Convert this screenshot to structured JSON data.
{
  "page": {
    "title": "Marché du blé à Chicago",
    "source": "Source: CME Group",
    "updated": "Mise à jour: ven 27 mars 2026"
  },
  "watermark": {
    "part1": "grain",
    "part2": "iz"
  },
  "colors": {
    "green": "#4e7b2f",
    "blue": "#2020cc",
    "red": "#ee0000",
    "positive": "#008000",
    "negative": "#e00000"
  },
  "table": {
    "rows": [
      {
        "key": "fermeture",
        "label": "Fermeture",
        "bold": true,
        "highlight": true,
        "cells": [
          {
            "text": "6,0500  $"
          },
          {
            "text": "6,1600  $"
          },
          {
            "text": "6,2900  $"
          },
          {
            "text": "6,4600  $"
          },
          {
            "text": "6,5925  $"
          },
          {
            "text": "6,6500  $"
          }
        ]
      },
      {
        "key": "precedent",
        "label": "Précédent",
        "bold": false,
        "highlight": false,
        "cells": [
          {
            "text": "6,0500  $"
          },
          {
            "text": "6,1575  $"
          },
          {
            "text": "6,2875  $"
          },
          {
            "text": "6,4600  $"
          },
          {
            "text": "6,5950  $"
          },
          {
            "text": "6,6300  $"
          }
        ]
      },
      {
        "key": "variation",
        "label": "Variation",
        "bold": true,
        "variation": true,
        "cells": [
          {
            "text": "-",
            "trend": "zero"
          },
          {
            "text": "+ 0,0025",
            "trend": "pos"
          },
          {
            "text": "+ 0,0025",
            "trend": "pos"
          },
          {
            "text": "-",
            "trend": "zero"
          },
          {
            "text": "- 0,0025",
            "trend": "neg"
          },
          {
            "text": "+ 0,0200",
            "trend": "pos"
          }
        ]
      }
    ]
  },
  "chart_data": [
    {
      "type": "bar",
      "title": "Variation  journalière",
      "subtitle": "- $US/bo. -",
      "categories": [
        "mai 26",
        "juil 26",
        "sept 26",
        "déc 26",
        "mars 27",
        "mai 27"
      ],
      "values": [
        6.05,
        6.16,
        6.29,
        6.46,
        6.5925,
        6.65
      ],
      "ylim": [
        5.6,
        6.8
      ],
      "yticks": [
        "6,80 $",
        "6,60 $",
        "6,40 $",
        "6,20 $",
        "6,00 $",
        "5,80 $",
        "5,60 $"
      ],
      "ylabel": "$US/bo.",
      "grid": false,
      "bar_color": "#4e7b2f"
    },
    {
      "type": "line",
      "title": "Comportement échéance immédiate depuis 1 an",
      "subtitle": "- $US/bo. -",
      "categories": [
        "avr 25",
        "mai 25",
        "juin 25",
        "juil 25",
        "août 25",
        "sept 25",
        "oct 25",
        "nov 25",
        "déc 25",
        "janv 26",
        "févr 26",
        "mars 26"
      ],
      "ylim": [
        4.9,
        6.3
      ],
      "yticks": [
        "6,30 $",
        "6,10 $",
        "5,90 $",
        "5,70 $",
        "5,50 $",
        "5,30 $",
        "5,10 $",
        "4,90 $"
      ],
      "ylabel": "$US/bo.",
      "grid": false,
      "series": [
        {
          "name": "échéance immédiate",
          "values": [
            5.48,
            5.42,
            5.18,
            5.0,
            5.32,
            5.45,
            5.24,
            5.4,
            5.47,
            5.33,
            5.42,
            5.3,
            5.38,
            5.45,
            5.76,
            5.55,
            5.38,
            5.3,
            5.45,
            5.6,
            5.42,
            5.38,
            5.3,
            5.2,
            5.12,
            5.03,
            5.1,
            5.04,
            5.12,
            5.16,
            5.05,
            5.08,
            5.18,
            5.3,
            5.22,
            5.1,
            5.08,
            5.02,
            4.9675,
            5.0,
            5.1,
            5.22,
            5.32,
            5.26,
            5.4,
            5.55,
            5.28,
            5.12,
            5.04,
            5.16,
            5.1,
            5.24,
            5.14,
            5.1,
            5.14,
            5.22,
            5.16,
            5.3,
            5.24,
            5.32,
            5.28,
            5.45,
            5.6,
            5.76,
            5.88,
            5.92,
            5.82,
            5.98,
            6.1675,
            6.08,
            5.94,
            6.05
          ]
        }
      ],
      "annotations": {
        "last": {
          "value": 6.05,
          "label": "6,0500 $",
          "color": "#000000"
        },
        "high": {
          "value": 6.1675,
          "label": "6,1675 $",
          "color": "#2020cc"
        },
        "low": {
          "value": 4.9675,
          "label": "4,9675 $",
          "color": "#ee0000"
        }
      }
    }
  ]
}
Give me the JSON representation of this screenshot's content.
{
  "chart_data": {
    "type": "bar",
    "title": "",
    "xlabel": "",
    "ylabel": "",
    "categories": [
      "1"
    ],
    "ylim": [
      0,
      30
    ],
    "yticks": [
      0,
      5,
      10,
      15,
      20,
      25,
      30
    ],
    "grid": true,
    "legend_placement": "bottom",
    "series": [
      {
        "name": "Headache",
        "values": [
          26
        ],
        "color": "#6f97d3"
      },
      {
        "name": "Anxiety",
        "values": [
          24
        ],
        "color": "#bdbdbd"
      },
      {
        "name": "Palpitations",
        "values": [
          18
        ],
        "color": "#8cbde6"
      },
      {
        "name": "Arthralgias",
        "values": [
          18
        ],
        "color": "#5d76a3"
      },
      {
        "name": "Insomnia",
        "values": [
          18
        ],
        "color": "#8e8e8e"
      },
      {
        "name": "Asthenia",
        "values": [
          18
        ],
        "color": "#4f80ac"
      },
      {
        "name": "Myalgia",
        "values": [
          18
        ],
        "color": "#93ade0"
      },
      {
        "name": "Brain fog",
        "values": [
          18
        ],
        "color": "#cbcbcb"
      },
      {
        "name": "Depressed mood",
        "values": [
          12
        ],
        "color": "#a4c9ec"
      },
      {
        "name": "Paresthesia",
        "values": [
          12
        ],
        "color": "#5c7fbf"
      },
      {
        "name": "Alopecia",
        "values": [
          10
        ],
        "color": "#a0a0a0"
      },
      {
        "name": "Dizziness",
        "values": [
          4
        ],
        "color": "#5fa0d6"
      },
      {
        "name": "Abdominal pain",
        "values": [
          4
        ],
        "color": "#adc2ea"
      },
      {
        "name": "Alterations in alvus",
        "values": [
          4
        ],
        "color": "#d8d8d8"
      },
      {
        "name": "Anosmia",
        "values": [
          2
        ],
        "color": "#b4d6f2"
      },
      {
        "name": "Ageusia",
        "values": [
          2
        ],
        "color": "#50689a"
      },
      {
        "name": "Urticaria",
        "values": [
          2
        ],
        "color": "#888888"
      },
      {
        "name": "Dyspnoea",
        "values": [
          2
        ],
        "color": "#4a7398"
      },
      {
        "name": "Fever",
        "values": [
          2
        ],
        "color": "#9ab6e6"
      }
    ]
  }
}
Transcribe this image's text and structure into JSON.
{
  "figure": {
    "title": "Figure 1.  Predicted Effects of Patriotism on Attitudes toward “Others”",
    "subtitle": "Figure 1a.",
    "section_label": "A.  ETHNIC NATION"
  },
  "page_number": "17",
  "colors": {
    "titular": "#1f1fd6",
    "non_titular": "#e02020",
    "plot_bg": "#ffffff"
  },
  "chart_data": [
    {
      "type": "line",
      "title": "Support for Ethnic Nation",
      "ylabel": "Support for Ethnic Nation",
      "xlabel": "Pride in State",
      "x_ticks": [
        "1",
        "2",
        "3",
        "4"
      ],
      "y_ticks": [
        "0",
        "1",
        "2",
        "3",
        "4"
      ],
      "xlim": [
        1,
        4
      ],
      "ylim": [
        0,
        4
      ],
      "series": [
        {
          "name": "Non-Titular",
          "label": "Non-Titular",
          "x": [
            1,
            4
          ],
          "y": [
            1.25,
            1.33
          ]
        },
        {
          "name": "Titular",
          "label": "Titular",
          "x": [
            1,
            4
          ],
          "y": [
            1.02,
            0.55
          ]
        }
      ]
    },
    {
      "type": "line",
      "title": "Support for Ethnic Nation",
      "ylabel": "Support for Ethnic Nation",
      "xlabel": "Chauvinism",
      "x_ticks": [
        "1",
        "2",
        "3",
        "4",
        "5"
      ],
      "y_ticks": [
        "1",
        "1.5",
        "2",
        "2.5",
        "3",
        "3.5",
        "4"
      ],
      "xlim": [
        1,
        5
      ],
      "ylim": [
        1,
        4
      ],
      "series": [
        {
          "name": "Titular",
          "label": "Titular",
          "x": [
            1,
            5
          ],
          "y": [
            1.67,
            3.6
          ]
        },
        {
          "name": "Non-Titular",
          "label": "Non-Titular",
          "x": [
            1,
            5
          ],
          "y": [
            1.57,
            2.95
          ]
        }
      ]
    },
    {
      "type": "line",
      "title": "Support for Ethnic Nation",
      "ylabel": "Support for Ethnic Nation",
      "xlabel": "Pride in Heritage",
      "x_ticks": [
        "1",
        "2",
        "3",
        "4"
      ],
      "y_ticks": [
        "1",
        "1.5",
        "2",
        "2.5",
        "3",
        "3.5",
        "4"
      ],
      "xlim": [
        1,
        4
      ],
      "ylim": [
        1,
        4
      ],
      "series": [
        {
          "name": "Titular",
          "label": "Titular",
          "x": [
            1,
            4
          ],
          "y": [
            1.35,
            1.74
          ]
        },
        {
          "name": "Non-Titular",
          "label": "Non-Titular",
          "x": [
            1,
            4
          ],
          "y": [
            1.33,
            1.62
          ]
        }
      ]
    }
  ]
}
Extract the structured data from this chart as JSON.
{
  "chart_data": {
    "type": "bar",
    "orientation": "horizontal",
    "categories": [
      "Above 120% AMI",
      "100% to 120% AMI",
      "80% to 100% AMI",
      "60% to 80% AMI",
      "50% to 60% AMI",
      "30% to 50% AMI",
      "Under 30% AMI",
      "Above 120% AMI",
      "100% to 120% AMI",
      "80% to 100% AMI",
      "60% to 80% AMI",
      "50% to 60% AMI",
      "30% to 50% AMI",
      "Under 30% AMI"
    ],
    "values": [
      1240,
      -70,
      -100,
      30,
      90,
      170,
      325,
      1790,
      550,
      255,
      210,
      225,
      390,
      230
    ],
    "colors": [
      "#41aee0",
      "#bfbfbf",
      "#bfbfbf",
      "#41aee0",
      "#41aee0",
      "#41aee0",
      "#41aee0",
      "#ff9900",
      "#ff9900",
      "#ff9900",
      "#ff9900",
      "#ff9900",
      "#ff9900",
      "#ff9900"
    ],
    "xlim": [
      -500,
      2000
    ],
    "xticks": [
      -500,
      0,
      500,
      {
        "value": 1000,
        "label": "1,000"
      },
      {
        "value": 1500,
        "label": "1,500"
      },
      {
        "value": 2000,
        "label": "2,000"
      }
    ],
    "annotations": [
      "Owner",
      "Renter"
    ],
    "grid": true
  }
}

## EXERCISE BRIEF
Gather all lines of the records that include the word "immédiate".

## THE OUTPUT
      "title": "Comportement échéance immédiate depuis 1 an",
          "name": "échéance immédiate",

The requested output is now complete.